*Records to use:*
○ ○ ○ ○ ○ ○ ○
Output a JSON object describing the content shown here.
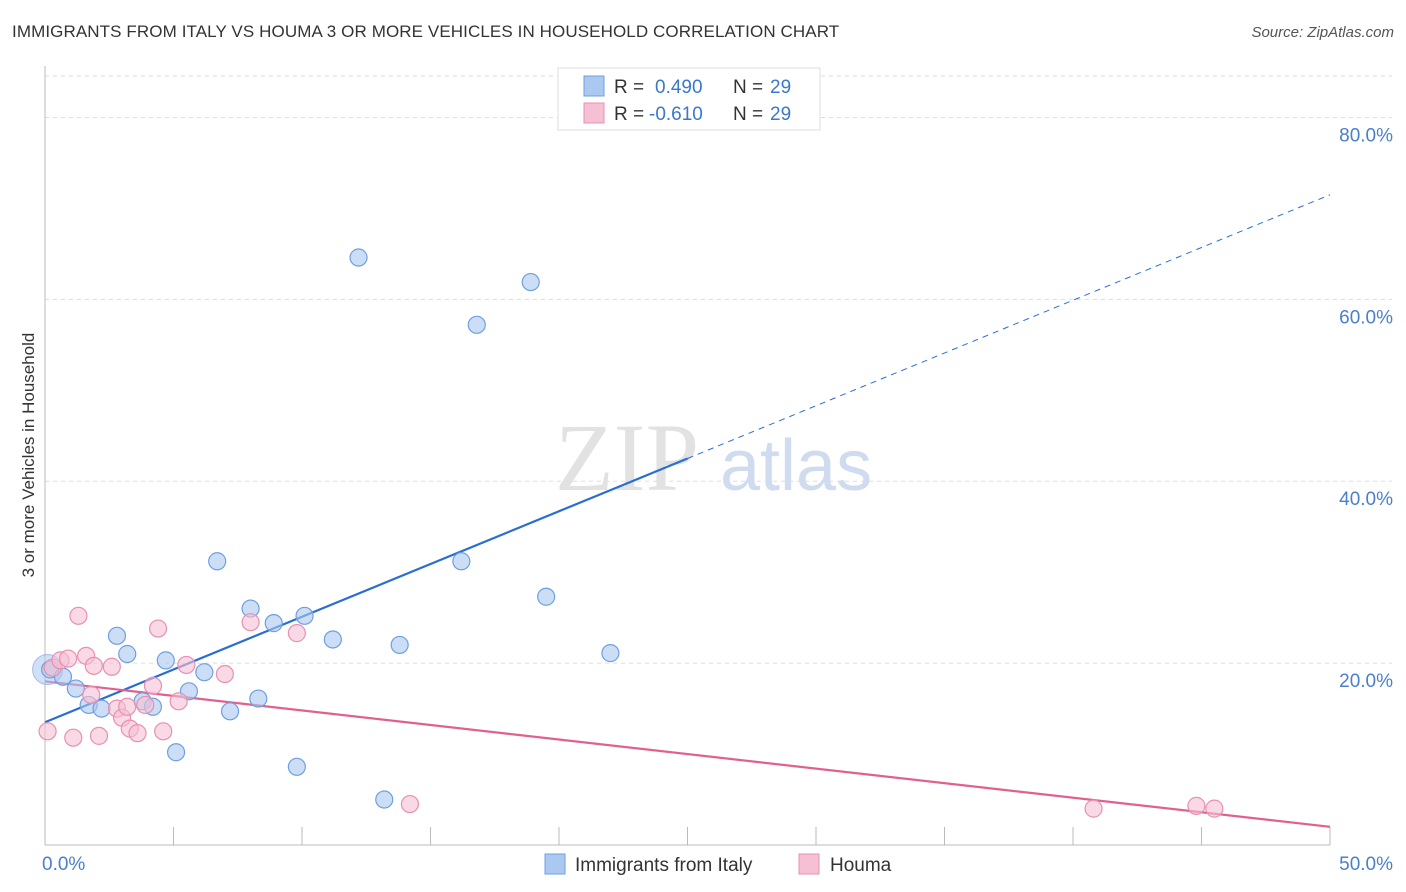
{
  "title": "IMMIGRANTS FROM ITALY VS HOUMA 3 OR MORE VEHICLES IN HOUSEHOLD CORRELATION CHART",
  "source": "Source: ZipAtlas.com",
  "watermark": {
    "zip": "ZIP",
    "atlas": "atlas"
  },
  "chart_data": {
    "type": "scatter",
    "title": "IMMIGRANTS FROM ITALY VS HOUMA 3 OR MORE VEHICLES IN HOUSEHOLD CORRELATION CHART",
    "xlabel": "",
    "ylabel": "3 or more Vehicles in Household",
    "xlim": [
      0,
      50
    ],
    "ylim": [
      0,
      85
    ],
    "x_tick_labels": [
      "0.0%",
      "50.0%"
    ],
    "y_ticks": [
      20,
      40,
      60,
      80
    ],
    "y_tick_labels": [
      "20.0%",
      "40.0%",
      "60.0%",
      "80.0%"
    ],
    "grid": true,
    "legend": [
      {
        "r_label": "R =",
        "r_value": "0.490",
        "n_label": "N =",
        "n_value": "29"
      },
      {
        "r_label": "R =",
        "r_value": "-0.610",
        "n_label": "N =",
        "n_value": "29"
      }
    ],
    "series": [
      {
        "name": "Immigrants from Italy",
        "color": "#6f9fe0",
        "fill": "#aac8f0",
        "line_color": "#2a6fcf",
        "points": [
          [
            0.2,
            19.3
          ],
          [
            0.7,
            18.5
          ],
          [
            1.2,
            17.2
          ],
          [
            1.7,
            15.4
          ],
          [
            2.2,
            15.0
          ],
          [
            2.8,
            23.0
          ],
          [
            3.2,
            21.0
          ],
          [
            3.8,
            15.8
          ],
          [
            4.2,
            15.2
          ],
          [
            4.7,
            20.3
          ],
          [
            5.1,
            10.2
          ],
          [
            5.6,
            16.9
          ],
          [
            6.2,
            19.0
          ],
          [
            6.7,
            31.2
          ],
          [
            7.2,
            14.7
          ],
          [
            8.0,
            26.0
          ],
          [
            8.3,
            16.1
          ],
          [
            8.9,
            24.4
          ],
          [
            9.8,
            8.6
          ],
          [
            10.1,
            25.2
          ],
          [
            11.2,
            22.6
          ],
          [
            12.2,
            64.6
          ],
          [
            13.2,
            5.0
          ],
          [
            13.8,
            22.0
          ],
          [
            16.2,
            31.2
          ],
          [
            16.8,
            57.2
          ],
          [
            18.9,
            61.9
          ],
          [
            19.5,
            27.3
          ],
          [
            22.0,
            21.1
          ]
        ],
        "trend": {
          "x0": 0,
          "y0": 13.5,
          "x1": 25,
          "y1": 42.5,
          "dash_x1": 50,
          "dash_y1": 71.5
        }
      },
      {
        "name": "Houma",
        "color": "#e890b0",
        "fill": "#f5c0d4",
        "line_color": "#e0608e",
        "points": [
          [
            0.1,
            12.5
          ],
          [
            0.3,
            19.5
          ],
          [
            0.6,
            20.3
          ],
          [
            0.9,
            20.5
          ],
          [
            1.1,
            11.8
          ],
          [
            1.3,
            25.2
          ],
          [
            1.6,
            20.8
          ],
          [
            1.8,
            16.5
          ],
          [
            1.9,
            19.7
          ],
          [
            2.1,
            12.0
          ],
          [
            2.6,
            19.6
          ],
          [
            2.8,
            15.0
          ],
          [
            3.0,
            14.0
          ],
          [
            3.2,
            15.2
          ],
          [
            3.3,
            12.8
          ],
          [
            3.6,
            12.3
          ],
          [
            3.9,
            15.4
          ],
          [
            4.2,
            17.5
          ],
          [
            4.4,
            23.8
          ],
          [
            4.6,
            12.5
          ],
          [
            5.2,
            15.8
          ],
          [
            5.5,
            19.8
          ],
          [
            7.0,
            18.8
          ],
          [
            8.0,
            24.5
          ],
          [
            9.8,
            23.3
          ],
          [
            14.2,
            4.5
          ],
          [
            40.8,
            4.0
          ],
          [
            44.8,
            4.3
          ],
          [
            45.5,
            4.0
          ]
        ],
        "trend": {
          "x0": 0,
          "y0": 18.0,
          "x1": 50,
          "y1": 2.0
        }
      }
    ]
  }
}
○ ○ ○ ○ ○ ○ ○
*What the exercise asks:*
Return the entries unchanged, save for the pictures, which do not belong in the copy.

*Exercise result:*
Output a JSON object describing the content shown here.
{
  "title": "IMMIGRANTS FROM ITALY VS HOUMA 3 OR MORE VEHICLES IN HOUSEHOLD CORRELATION CHART",
  "source": "Source: ZipAtlas.com",
  "watermark": {
    "zip": "ZIP",
    "atlas": "atlas"
  },
  "chart_data": {
    "type": "scatter",
    "title": "IMMIGRANTS FROM ITALY VS HOUMA 3 OR MORE VEHICLES IN HOUSEHOLD CORRELATION CHART",
    "xlabel": "",
    "ylabel": "3 or more Vehicles in Household",
    "xlim": [
      0,
      50
    ],
    "ylim": [
      0,
      85
    ],
    "x_tick_labels": [
      "0.0%",
      "50.0%"
    ],
    "y_ticks": [
      20,
      40,
      60,
      80
    ],
    "y_tick_labels": [
      "20.0%",
      "40.0%",
      "60.0%",
      "80.0%"
    ],
    "grid": true,
    "legend": [
      {
        "r_label": "R =",
        "r_value": "0.490",
        "n_label": "N =",
        "n_value": "29"
      },
      {
        "r_label": "R =",
        "r_value": "-0.610",
        "n_label": "N =",
        "n_value": "29"
      }
    ],
    "series": [
      {
        "name": "Immigrants from Italy",
        "color": "#6f9fe0",
        "fill": "#aac8f0",
        "line_color": "#2a6fcf",
        "points": [
          [
            0.2,
            19.3
          ],
          [
            0.7,
            18.5
          ],
          [
            1.2,
            17.2
          ],
          [
            1.7,
            15.4
          ],
          [
            2.2,
            15.0
          ],
          [
            2.8,
            23.0
          ],
          [
            3.2,
            21.0
          ],
          [
            3.8,
            15.8
          ],
          [
            4.2,
            15.2
          ],
          [
            4.7,
            20.3
          ],
          [
            5.1,
            10.2
          ],
          [
            5.6,
            16.9
          ],
          [
            6.2,
            19.0
          ],
          [
            6.7,
            31.2
          ],
          [
            7.2,
            14.7
          ],
          [
            8.0,
            26.0
          ],
          [
            8.3,
            16.1
          ],
          [
            8.9,
            24.4
          ],
          [
            9.8,
            8.6
          ],
          [
            10.1,
            25.2
          ],
          [
            11.2,
            22.6
          ],
          [
            12.2,
            64.6
          ],
          [
            13.2,
            5.0
          ],
          [
            13.8,
            22.0
          ],
          [
            16.2,
            31.2
          ],
          [
            16.8,
            57.2
          ],
          [
            18.9,
            61.9
          ],
          [
            19.5,
            27.3
          ],
          [
            22.0,
            21.1
          ]
        ],
        "trend": {
          "x0": 0,
          "y0": 13.5,
          "x1": 25,
          "y1": 42.5,
          "dash_x1": 50,
          "dash_y1": 71.5
        }
      },
      {
        "name": "Houma",
        "color": "#e890b0",
        "fill": "#f5c0d4",
        "line_color": "#e0608e",
        "points": [
          [
            0.1,
            12.5
          ],
          [
            0.3,
            19.5
          ],
          [
            0.6,
            20.3
          ],
          [
            0.9,
            20.5
          ],
          [
            1.1,
            11.8
          ],
          [
            1.3,
            25.2
          ],
          [
            1.6,
            20.8
          ],
          [
            1.8,
            16.5
          ],
          [
            1.9,
            19.7
          ],
          [
            2.1,
            12.0
          ],
          [
            2.6,
            19.6
          ],
          [
            2.8,
            15.0
          ],
          [
            3.0,
            14.0
          ],
          [
            3.2,
            15.2
          ],
          [
            3.3,
            12.8
          ],
          [
            3.6,
            12.3
          ],
          [
            3.9,
            15.4
          ],
          [
            4.2,
            17.5
          ],
          [
            4.4,
            23.8
          ],
          [
            4.6,
            12.5
          ],
          [
            5.2,
            15.8
          ],
          [
            5.5,
            19.8
          ],
          [
            7.0,
            18.8
          ],
          [
            8.0,
            24.5
          ],
          [
            9.8,
            23.3
          ],
          [
            14.2,
            4.5
          ],
          [
            40.8,
            4.0
          ],
          [
            44.8,
            4.3
          ],
          [
            45.5,
            4.0
          ]
        ],
        "trend": {
          "x0": 0,
          "y0": 18.0,
          "x1": 50,
          "y1": 2.0
        }
      }
    ]
  }
}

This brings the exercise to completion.